● **What needs to be done**
Print the listing lines from the one holding "871, 769, 887]" through the one holding "588, 341, 666]", both included, copied exactly.

[Stored entries]

* * * * * * * * *

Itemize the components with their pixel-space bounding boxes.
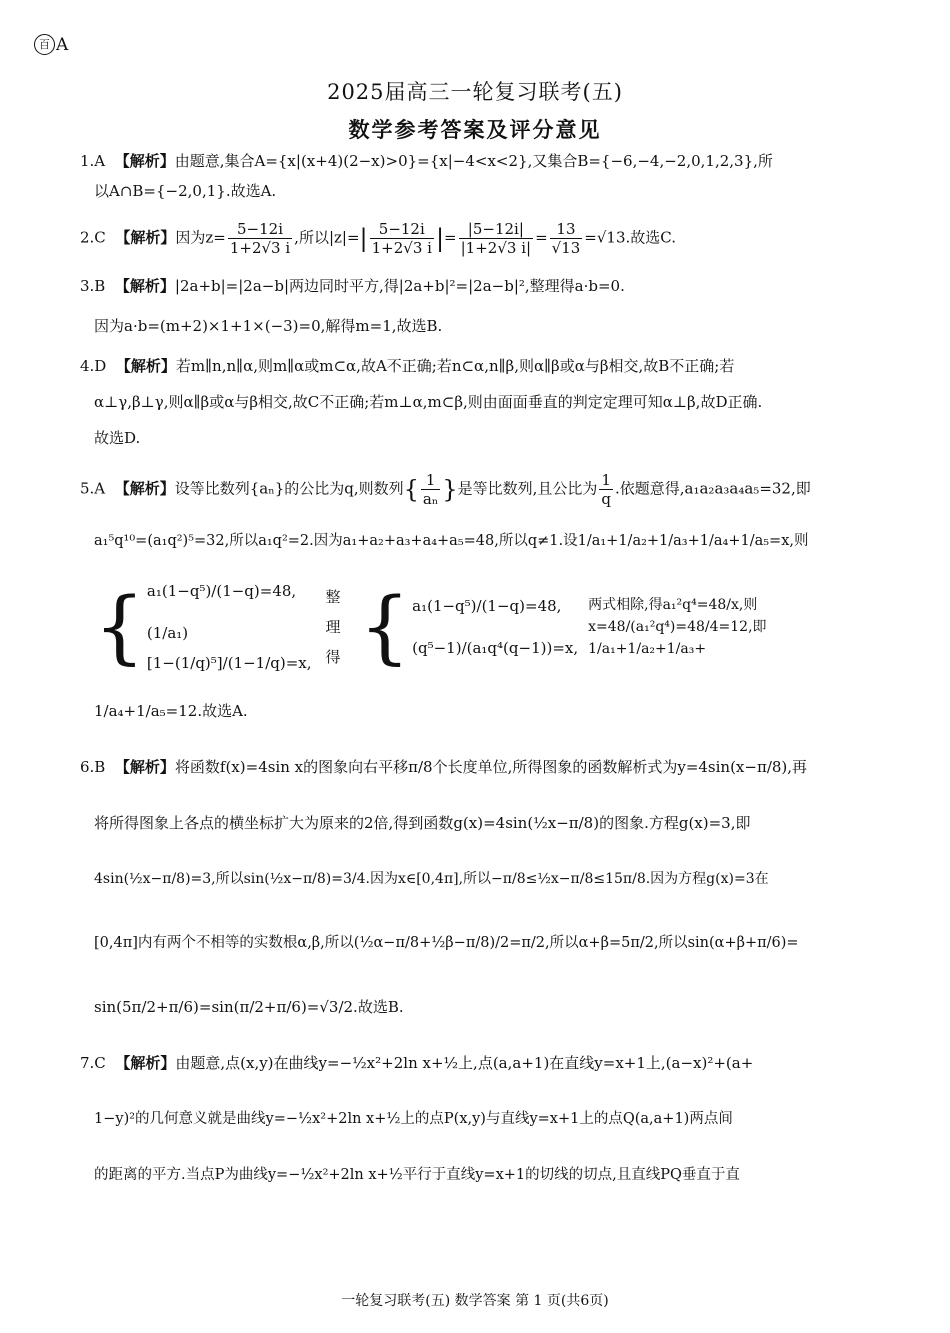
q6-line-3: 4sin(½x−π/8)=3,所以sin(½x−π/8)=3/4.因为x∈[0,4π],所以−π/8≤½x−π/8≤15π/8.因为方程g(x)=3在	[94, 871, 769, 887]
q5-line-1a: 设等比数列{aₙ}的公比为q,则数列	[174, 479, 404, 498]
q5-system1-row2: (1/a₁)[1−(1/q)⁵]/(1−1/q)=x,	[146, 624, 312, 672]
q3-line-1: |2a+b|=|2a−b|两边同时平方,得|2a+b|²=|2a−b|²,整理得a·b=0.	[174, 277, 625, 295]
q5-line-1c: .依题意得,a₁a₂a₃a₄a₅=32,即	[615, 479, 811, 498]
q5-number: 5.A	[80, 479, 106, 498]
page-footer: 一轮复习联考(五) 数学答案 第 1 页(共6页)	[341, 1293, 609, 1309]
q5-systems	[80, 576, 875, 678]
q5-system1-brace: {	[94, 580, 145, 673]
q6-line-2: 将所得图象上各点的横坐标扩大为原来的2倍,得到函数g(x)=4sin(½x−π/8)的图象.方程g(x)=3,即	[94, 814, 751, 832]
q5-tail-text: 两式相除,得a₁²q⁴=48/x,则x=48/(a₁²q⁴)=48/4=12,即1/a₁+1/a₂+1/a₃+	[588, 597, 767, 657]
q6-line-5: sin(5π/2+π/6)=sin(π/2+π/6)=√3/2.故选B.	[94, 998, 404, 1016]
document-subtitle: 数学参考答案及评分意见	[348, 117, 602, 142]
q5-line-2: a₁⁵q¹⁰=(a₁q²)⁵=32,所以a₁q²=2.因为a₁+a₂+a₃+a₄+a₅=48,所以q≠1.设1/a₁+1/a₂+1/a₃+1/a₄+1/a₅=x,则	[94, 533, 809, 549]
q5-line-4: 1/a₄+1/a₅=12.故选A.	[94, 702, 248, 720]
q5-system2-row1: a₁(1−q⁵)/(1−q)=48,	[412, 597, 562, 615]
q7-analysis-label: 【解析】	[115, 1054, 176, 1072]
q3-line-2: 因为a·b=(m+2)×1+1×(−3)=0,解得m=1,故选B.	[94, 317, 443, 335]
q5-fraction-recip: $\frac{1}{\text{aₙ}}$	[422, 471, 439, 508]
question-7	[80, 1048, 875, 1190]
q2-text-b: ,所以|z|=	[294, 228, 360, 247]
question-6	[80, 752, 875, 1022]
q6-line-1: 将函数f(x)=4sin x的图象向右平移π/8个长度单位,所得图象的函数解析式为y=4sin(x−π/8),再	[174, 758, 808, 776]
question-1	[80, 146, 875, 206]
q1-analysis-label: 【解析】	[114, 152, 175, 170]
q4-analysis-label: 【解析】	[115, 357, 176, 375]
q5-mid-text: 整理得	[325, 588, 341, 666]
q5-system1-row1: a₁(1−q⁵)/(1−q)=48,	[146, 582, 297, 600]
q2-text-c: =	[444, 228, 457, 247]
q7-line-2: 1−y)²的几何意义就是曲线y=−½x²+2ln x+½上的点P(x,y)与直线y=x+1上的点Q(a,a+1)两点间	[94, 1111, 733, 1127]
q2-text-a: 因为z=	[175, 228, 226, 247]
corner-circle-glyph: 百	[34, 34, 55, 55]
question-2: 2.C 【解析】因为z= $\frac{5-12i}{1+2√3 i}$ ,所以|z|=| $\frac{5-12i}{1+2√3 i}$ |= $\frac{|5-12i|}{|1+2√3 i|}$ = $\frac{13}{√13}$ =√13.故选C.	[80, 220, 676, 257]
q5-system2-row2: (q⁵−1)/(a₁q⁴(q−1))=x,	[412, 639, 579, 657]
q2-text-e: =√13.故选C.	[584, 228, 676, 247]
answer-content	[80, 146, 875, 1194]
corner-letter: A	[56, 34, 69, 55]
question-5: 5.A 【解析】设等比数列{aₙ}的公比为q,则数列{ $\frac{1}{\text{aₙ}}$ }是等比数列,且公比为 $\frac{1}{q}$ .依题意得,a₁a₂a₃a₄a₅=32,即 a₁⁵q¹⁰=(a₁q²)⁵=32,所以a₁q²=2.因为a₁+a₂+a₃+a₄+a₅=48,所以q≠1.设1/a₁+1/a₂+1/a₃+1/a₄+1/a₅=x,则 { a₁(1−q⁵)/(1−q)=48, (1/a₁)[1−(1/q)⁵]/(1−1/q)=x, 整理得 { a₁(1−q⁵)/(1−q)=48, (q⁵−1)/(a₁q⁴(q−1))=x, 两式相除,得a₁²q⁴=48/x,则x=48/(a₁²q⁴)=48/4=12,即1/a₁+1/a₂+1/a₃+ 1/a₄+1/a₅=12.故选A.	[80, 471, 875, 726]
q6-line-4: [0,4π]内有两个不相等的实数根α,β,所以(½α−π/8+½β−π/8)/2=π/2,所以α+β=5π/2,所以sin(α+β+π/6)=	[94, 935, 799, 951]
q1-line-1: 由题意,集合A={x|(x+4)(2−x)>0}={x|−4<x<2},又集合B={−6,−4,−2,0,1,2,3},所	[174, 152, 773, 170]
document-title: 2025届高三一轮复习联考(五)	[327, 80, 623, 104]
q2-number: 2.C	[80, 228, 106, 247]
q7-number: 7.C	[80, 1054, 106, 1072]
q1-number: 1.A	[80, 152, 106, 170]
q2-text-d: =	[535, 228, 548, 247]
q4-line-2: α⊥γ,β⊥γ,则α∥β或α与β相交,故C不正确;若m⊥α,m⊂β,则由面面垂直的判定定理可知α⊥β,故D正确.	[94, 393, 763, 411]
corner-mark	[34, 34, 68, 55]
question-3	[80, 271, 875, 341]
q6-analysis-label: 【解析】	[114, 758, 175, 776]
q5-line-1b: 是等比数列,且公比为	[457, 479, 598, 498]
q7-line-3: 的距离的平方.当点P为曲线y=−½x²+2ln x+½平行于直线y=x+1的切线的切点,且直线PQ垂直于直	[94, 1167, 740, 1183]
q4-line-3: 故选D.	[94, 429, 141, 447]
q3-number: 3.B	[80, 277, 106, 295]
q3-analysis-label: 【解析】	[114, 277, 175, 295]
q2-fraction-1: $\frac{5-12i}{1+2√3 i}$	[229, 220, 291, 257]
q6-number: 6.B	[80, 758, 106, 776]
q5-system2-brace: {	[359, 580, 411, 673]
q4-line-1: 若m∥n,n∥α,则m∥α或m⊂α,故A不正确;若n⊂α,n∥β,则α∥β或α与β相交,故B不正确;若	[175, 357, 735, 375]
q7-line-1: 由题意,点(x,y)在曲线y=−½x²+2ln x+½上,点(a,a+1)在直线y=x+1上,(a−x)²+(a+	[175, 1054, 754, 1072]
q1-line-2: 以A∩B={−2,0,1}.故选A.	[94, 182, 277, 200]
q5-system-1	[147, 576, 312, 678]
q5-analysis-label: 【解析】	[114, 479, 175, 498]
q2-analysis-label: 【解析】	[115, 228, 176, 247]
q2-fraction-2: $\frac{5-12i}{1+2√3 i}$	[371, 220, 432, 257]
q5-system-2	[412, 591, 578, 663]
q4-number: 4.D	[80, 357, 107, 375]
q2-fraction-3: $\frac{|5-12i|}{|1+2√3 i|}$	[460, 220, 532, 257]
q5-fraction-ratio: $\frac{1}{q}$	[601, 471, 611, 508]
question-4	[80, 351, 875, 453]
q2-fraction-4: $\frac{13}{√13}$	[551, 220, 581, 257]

* * * * * * * * *

● **Expected answer**
q6-line-3: 4sin(½x−π/8)=3,所以sin(½x−π/8)=3/4.因为x∈[0,4π],所以−π/8≤½x−π/8≤15π/8.因为方程g(x)=3在	[94, 871, 769, 887]
q5-line-1a: 设等比数列{aₙ}的公比为q,则数列	[174, 479, 404, 498]
q5-system1-row2: (1/a₁)[1−(1/q)⁵]/(1−1/q)=x,	[146, 624, 312, 672]
q3-line-1: |2a+b|=|2a−b|两边同时平方,得|2a+b|²=|2a−b|²,整理得a·b=0.	[174, 277, 625, 295]
q5-line-1c: .依题意得,a₁a₂a₃a₄a₅=32,即	[615, 479, 811, 498]
q5-number: 5.A	[80, 479, 106, 498]
page-footer: 一轮复习联考(五) 数学答案 第 1 页(共6页)	[341, 1293, 609, 1309]
q5-systems	[80, 576, 875, 678]
q5-system1-brace: {	[94, 580, 145, 673]
q6-line-2: 将所得图象上各点的横坐标扩大为原来的2倍,得到函数g(x)=4sin(½x−π/8)的图象.方程g(x)=3,即	[94, 814, 751, 832]
q5-tail-text: 两式相除,得a₁²q⁴=48/x,则x=48/(a₁²q⁴)=48/4=12,即1/a₁+1/a₂+1/a₃+	[588, 597, 767, 657]
q6-line-5: sin(5π/2+π/6)=sin(π/2+π/6)=√3/2.故选B.	[94, 998, 404, 1016]
document-subtitle: 数学参考答案及评分意见	[348, 117, 602, 142]
q5-line-2: a₁⁵q¹⁰=(a₁q²)⁵=32,所以a₁q²=2.因为a₁+a₂+a₃+a₄+a₅=48,所以q≠1.设1/a₁+1/a₂+1/a₃+1/a₄+1/a₅=x,则	[94, 533, 809, 549]
q5-line-4: 1/a₄+1/a₅=12.故选A.	[94, 702, 248, 720]
q5-system2-row1: a₁(1−q⁵)/(1−q)=48,	[412, 597, 562, 615]
q7-analysis-label: 【解析】	[115, 1054, 176, 1072]
q3-line-2: 因为a·b=(m+2)×1+1×(−3)=0,解得m=1,故选B.	[94, 317, 443, 335]
q5-fraction-recip: $\frac{1}{\text{aₙ}}$	[422, 471, 439, 508]
question-7	[80, 1048, 875, 1190]
q2-text-b: ,所以|z|=	[294, 228, 360, 247]
question-6	[80, 752, 875, 1022]
q6-line-1: 将函数f(x)=4sin x的图象向右平移π/8个长度单位,所得图象的函数解析式为y=4sin(x−π/8),再	[174, 758, 808, 776]
question-1	[80, 146, 875, 206]
q1-analysis-label: 【解析】	[114, 152, 175, 170]
q4-analysis-label: 【解析】	[115, 357, 176, 375]
q5-mid-text: 整理得	[325, 588, 341, 666]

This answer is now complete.